(Beginning of Records to use)

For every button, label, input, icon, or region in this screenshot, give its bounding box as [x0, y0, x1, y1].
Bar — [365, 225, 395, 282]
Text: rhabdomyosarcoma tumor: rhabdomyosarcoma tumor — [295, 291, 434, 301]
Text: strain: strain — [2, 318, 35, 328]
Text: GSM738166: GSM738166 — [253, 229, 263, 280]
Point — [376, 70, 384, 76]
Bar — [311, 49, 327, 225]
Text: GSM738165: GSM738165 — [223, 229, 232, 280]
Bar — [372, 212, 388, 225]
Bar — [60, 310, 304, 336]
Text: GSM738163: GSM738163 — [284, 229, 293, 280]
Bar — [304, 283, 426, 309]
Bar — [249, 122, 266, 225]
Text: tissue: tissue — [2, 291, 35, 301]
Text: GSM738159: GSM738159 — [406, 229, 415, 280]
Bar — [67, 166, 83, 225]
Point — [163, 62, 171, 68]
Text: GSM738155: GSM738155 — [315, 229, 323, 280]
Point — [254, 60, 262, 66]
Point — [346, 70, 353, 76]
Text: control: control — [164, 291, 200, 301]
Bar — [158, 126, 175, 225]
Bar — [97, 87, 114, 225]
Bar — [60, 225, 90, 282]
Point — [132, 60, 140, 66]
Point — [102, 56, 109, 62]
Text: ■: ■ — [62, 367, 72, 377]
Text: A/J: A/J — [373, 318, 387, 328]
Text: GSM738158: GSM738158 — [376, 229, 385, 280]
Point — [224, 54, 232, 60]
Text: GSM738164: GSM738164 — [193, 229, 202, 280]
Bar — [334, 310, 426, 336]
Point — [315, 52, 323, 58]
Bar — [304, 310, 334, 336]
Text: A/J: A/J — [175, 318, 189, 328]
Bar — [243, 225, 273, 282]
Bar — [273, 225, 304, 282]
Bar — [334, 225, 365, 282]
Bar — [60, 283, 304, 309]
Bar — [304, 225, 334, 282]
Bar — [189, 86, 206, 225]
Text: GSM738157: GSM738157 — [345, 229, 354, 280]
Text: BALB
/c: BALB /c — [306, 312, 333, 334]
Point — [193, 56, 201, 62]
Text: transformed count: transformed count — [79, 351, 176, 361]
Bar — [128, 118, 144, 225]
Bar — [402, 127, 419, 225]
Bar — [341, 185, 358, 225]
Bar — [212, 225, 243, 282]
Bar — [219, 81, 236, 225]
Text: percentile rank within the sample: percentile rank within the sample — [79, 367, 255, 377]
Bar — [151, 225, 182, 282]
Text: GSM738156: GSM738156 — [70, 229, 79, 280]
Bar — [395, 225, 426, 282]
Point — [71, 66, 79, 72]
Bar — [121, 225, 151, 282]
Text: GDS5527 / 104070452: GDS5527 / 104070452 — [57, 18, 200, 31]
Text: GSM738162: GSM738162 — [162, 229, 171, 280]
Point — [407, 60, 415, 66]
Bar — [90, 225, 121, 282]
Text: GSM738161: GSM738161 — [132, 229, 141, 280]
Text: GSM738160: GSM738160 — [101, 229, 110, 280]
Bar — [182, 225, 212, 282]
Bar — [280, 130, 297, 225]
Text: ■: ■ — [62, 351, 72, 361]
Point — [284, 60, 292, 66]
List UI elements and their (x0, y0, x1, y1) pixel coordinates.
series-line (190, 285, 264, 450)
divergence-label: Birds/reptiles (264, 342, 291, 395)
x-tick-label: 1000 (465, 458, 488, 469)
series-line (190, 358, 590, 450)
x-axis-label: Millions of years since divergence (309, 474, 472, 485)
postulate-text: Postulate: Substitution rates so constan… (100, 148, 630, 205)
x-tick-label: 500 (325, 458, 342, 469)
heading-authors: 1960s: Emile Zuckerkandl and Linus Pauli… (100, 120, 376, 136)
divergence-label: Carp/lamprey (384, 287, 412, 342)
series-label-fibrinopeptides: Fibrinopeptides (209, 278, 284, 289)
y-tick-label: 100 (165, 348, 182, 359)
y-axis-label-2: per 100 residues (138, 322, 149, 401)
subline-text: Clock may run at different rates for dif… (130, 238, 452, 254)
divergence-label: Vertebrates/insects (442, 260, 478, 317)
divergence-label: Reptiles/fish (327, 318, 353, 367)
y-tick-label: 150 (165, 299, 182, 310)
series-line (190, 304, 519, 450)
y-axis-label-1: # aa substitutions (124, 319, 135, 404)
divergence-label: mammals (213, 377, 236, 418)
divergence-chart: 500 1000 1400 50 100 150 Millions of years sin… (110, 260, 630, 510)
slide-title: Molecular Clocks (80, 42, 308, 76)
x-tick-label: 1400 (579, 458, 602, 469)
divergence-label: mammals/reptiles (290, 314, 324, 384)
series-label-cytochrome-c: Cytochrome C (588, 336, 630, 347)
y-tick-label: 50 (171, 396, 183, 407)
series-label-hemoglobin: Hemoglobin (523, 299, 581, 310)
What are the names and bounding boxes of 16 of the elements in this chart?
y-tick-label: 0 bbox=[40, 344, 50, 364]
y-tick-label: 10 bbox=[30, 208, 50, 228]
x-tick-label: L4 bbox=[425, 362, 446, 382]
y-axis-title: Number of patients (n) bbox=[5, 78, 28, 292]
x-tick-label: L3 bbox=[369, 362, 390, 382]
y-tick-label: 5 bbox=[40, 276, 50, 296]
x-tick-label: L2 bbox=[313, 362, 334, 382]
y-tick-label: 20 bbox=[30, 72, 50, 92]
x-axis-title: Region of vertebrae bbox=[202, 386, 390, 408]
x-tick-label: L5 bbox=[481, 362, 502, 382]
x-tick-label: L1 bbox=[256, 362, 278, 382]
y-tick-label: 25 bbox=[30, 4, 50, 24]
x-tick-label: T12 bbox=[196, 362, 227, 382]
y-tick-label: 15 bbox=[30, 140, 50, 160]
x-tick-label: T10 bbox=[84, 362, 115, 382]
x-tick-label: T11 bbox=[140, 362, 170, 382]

(End of Records to use)

Output each record precisely as written.

▸ Expected answer
For every button, label, input, icon, or region in this screenshot, give its bounding box as [x0, y0, x1, y1].
Bar — [365, 225, 395, 282]
Text: rhabdomyosarcoma tumor: rhabdomyosarcoma tumor — [295, 291, 434, 301]
Text: strain: strain — [2, 318, 35, 328]
Text: GSM738166: GSM738166 — [253, 229, 263, 280]
Point — [376, 70, 384, 76]
Bar — [311, 49, 327, 225]
Text: GSM738165: GSM738165 — [223, 229, 232, 280]
Bar — [372, 212, 388, 225]
Bar — [60, 310, 304, 336]
Text: GSM738163: GSM738163 — [284, 229, 293, 280]
Bar — [304, 283, 426, 309]
Bar — [249, 122, 266, 225]
Text: tissue: tissue — [2, 291, 35, 301]
Text: GSM738159: GSM738159 — [406, 229, 415, 280]
Bar — [67, 166, 83, 225]
Point — [163, 62, 171, 68]
Text: GSM738155: GSM738155 — [315, 229, 323, 280]
Point — [254, 60, 262, 66]
Point — [346, 70, 353, 76]
Text: control: control — [164, 291, 200, 301]
Bar — [158, 126, 175, 225]
Bar — [97, 87, 114, 225]
Bar — [60, 225, 90, 282]
Point — [132, 60, 140, 66]
Point — [102, 56, 109, 62]
Text: ■: ■ — [62, 367, 72, 377]
Text: A/J: A/J — [373, 318, 387, 328]
Text: GSM738158: GSM738158 — [376, 229, 385, 280]
Point — [224, 54, 232, 60]
Text: GSM738164: GSM738164 — [193, 229, 202, 280]
Bar — [334, 310, 426, 336]
Point — [315, 52, 323, 58]
Bar — [304, 310, 334, 336]
Text: A/J: A/J — [175, 318, 189, 328]
Bar — [243, 225, 273, 282]
Bar — [273, 225, 304, 282]
Bar — [334, 225, 365, 282]
Bar — [60, 283, 304, 309]
Bar — [304, 225, 334, 282]
Bar — [189, 86, 206, 225]
Text: GSM738157: GSM738157 — [345, 229, 354, 280]
Text: BALB
/c: BALB /c — [306, 312, 333, 334]
Point — [193, 56, 201, 62]
Text: transformed count: transformed count — [79, 351, 176, 361]
Bar — [128, 118, 144, 225]
Bar — [402, 127, 419, 225]
Bar — [341, 185, 358, 225]
Bar — [212, 225, 243, 282]
Bar — [219, 81, 236, 225]
Text: percentile rank within the sample: percentile rank within the sample — [79, 367, 255, 377]
Bar — [151, 225, 182, 282]
Text: GSM738156: GSM738156 — [70, 229, 79, 280]
Bar — [395, 225, 426, 282]
Point — [71, 66, 79, 72]
Bar — [121, 225, 151, 282]
Text: GDS5527 / 104070452: GDS5527 / 104070452 — [57, 18, 200, 31]
Text: GSM738162: GSM738162 — [162, 229, 171, 280]
Point — [407, 60, 415, 66]
Bar — [90, 225, 121, 282]
Text: GSM738161: GSM738161 — [132, 229, 141, 280]
Text: GSM738160: GSM738160 — [101, 229, 110, 280]
Bar — [182, 225, 212, 282]
Bar — [280, 130, 297, 225]
Text: ■: ■ — [62, 351, 72, 361]
Point — [284, 60, 292, 66]
List UI elements and their (x0, y0, x1, y1) pixel coordinates.
series-line (190, 285, 264, 450)
divergence-label: Birds/reptiles (264, 342, 291, 395)
x-tick-label: 1000 (465, 458, 488, 469)
series-line (190, 358, 590, 450)
x-axis-label: Millions of years since divergence (309, 474, 472, 485)
postulate-text: Postulate: Substitution rates so constan… (100, 148, 630, 205)
x-tick-label: 500 (325, 458, 342, 469)
heading-authors: 1960s: Emile Zuckerkandl and Linus Pauli… (100, 120, 376, 136)
divergence-label: Carp/lamprey (384, 287, 412, 342)
series-label-fibrinopeptides: Fibrinopeptides (209, 278, 284, 289)
y-tick-label: 100 (165, 348, 182, 359)
y-axis-label-2: per 100 residues (138, 322, 149, 401)
subline-text: Clock may run at different rates for dif… (130, 238, 452, 254)
divergence-label: Vertebrates/insects (442, 260, 478, 317)
divergence-label: Reptiles/fish (327, 318, 353, 367)
y-tick-label: 150 (165, 299, 182, 310)
series-line (190, 304, 519, 450)
y-axis-label-1: # aa substitutions (124, 319, 135, 404)
divergence-label: mammals (213, 377, 236, 418)
divergence-chart: 500 1000 1400 50 100 150 Millions of years sin… (110, 260, 630, 510)
slide-title: Molecular Clocks (80, 42, 308, 76)
x-tick-label: 1400 (579, 458, 602, 469)
divergence-label: mammals/reptiles (290, 314, 324, 384)
series-label-cytochrome-c: Cytochrome C (588, 336, 630, 347)
y-tick-label: 50 (171, 396, 183, 407)
series-label-hemoglobin: Hemoglobin (523, 299, 581, 310)
What are the names and bounding boxes of 16 of the elements in this chart?
y-tick-label: 0 bbox=[40, 344, 50, 364]
y-tick-label: 10 bbox=[30, 208, 50, 228]
x-tick-label: L4 bbox=[425, 362, 446, 382]
y-axis-title: Number of patients (n) bbox=[5, 78, 28, 292]
x-tick-label: L3 bbox=[369, 362, 390, 382]
y-tick-label: 5 bbox=[40, 276, 50, 296]
x-tick-label: L2 bbox=[313, 362, 334, 382]
y-tick-label: 20 bbox=[30, 72, 50, 92]
x-axis-title: Region of vertebrae bbox=[202, 386, 390, 408]
x-tick-label: L5 bbox=[481, 362, 502, 382]
x-tick-label: L1 bbox=[256, 362, 278, 382]
y-tick-label: 25 bbox=[30, 4, 50, 24]
x-tick-label: T12 bbox=[196, 362, 227, 382]
y-tick-label: 15 bbox=[30, 140, 50, 160]
x-tick-label: T10 bbox=[84, 362, 115, 382]
x-tick-label: T11 bbox=[140, 362, 170, 382]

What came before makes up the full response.